Entries shown:
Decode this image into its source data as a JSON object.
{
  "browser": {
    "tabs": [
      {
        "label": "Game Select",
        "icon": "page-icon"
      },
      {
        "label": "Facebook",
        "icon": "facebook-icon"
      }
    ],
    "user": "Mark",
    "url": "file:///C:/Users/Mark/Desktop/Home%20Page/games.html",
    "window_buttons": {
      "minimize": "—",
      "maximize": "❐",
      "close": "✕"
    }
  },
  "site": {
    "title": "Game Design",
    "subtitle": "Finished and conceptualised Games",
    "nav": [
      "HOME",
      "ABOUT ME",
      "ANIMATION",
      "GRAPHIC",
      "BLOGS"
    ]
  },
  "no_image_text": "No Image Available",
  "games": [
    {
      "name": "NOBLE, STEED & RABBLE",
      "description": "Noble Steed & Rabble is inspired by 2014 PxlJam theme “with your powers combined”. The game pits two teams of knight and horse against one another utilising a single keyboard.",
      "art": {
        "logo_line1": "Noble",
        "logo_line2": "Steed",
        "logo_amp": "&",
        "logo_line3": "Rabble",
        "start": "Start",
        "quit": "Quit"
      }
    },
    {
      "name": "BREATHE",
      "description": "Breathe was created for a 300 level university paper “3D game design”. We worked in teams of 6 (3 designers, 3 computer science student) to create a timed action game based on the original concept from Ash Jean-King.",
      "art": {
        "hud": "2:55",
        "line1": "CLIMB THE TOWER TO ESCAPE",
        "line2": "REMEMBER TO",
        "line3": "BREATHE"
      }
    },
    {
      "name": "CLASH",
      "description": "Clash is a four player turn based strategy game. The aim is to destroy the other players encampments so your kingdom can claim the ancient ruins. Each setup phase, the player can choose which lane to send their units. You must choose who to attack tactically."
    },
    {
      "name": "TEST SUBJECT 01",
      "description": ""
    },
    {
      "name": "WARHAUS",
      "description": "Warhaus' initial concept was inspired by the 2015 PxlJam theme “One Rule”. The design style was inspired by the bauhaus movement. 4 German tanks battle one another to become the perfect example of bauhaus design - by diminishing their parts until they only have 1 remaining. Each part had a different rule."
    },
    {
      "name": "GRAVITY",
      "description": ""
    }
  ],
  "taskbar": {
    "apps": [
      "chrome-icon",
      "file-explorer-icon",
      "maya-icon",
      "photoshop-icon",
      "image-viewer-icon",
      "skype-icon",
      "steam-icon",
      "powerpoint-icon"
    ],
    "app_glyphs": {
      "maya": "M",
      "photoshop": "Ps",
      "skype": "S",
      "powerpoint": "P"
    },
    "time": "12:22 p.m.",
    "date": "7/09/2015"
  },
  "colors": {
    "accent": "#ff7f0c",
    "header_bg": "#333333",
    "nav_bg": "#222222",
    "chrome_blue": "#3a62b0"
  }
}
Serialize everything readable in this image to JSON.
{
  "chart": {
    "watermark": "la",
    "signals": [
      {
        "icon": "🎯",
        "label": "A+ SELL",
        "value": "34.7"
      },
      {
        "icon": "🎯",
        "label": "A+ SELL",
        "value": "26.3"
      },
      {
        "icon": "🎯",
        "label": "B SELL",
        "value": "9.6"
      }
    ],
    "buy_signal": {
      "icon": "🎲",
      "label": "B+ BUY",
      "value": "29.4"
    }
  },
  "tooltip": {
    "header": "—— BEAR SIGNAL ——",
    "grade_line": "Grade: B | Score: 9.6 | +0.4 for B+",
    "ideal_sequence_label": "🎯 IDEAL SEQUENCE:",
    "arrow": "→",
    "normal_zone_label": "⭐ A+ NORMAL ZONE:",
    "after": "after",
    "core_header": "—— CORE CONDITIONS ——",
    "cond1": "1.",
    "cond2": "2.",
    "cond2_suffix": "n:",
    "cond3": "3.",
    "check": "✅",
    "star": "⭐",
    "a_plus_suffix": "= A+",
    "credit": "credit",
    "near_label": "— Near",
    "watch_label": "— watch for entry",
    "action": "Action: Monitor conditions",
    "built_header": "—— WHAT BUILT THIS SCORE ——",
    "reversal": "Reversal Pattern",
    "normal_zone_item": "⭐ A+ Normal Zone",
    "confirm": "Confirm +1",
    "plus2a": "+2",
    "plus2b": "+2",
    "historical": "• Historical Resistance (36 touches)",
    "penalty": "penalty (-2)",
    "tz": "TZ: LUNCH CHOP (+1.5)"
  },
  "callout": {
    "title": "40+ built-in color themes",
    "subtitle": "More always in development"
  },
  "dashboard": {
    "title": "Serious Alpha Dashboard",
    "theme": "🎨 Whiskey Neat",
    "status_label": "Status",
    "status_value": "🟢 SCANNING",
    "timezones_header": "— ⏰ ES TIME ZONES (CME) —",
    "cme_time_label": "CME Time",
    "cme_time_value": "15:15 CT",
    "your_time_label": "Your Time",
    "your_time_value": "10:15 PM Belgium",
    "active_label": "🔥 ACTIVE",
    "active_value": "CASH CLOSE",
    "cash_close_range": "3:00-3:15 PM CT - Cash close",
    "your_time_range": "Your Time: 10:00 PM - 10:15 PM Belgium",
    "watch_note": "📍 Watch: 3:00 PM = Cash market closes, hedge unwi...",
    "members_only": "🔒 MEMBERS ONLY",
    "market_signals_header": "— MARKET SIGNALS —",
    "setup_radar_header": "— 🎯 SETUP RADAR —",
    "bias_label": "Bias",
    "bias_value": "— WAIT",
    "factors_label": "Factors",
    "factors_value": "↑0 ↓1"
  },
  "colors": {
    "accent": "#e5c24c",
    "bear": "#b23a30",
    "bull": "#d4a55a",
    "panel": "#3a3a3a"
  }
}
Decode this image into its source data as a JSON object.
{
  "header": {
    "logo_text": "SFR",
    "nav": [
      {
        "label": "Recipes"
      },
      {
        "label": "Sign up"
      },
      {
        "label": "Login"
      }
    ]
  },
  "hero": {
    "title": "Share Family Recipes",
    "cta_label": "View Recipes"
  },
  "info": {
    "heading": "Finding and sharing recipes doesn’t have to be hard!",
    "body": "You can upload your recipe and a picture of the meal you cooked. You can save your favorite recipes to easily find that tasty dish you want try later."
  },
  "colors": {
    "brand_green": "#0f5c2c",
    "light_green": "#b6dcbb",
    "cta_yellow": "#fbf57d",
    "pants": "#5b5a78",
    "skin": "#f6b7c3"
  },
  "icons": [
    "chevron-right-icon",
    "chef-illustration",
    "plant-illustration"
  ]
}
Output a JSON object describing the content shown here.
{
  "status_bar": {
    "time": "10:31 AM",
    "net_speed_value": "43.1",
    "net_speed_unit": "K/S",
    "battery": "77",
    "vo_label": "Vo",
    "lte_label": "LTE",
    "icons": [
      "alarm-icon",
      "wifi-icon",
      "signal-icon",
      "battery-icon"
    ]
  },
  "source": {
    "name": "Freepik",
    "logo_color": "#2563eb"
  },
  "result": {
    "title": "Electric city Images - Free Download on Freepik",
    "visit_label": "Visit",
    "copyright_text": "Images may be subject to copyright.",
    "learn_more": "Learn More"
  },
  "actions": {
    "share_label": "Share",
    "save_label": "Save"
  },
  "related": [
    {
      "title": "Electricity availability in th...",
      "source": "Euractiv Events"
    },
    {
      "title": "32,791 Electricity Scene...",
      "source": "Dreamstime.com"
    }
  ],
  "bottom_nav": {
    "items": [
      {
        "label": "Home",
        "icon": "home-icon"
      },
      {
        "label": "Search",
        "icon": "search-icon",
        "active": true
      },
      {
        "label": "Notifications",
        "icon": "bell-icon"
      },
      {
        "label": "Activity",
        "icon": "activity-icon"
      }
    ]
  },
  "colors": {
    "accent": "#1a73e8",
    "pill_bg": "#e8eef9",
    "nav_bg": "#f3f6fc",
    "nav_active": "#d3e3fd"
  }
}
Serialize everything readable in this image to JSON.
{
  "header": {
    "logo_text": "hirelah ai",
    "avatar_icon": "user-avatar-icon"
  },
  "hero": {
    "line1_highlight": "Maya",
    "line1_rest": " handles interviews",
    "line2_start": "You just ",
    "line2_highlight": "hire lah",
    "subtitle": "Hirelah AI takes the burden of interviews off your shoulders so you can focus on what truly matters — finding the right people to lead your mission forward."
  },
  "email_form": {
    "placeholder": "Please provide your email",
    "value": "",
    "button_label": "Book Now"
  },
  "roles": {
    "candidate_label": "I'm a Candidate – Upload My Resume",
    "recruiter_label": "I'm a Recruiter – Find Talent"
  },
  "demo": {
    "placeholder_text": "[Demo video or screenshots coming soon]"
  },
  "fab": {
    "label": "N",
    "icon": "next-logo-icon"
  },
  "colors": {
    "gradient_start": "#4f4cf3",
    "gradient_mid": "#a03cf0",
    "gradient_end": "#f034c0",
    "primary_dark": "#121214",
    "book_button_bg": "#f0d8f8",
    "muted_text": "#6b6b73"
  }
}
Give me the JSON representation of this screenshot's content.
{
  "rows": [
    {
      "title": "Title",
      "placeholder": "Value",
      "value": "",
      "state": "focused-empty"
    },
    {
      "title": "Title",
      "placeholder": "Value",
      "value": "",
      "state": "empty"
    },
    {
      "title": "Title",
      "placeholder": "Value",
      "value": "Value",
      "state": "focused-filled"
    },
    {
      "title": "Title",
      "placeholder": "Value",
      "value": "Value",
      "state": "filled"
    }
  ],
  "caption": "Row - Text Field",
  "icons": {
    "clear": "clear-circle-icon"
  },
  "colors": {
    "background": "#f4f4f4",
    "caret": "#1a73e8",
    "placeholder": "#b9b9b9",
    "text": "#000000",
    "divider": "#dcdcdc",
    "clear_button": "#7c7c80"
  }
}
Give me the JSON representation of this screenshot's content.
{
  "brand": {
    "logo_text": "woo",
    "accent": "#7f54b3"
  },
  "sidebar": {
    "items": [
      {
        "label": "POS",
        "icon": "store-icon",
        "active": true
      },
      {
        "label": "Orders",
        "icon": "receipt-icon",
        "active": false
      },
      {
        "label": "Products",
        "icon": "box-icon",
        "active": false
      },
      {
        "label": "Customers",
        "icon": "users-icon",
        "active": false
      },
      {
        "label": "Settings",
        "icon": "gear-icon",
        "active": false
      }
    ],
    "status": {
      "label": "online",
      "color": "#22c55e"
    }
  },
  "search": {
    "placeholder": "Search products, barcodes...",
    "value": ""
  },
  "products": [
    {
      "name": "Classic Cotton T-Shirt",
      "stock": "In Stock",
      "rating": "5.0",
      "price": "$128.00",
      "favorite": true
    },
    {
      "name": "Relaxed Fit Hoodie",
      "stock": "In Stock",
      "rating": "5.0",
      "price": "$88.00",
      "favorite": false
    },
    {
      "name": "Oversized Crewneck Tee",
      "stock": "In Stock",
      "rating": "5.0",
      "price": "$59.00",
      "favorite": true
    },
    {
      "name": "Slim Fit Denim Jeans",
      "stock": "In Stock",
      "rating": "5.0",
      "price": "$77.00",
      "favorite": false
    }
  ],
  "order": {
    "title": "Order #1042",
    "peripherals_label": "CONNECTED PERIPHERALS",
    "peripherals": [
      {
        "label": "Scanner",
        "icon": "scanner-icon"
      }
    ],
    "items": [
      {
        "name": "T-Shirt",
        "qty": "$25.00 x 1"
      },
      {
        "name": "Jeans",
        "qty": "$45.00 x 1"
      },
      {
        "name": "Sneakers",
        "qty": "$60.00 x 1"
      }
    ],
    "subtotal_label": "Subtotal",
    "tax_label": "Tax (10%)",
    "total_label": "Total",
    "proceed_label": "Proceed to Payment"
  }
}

Task to carry out:
State only how many lines in the material include "accent".

Answer:
4